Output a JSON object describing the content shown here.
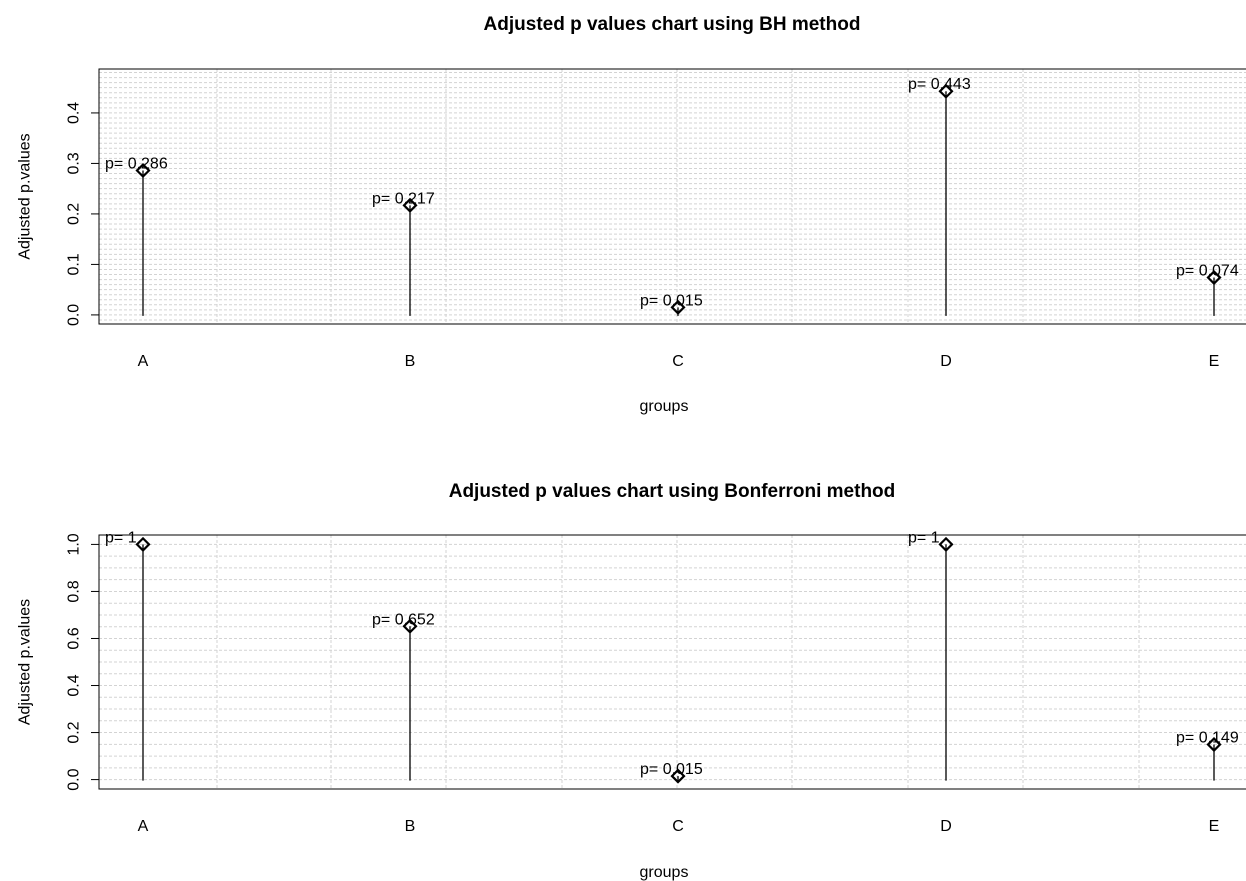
{
  "chart_data": [
    {
      "type": "lollipop",
      "title": "Adjusted p values chart using BH method",
      "xlabel": "groups",
      "ylabel": "Adjusted p.values",
      "categories": [
        "A",
        "B",
        "C",
        "D",
        "E"
      ],
      "values": [
        0.286,
        0.217,
        0.015,
        0.443,
        0.074
      ],
      "data_labels": [
        "p= 0.286",
        "p= 0.217",
        "p= 0.015",
        "p= 0.443",
        "p= 0.074"
      ],
      "yticks": [
        0.0,
        0.1,
        0.2,
        0.3,
        0.4
      ],
      "ytick_labels": [
        "0.0",
        "0.1",
        "0.2",
        "0.3",
        "0.4"
      ],
      "ylim": [
        -0.018,
        0.487
      ],
      "grid": true,
      "marker": "diamond"
    },
    {
      "type": "lollipop",
      "title": "Adjusted p values chart using Bonferroni method",
      "xlabel": "groups",
      "ylabel": "Adjusted p.values",
      "categories": [
        "A",
        "B",
        "C",
        "D",
        "E"
      ],
      "values": [
        1,
        0.652,
        0.015,
        1,
        0.149
      ],
      "data_labels": [
        "p= 1",
        "p= 0.652",
        "p= 0.015",
        "p= 1",
        "p= 0.149"
      ],
      "yticks": [
        0.0,
        0.2,
        0.4,
        0.6,
        0.8,
        1.0
      ],
      "ytick_labels": [
        "0.0",
        "0.2",
        "0.4",
        "0.6",
        "0.8",
        "1.0"
      ],
      "ylim": [
        -0.04,
        1.04
      ],
      "grid": true,
      "marker": "diamond"
    }
  ]
}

(Instructions to follow) Show each line of the listing that holds the string "title".

(Full answer)
      "title": "Adjusted p values chart using BH method",
      "title": "Adjusted p values chart using Bonferroni method",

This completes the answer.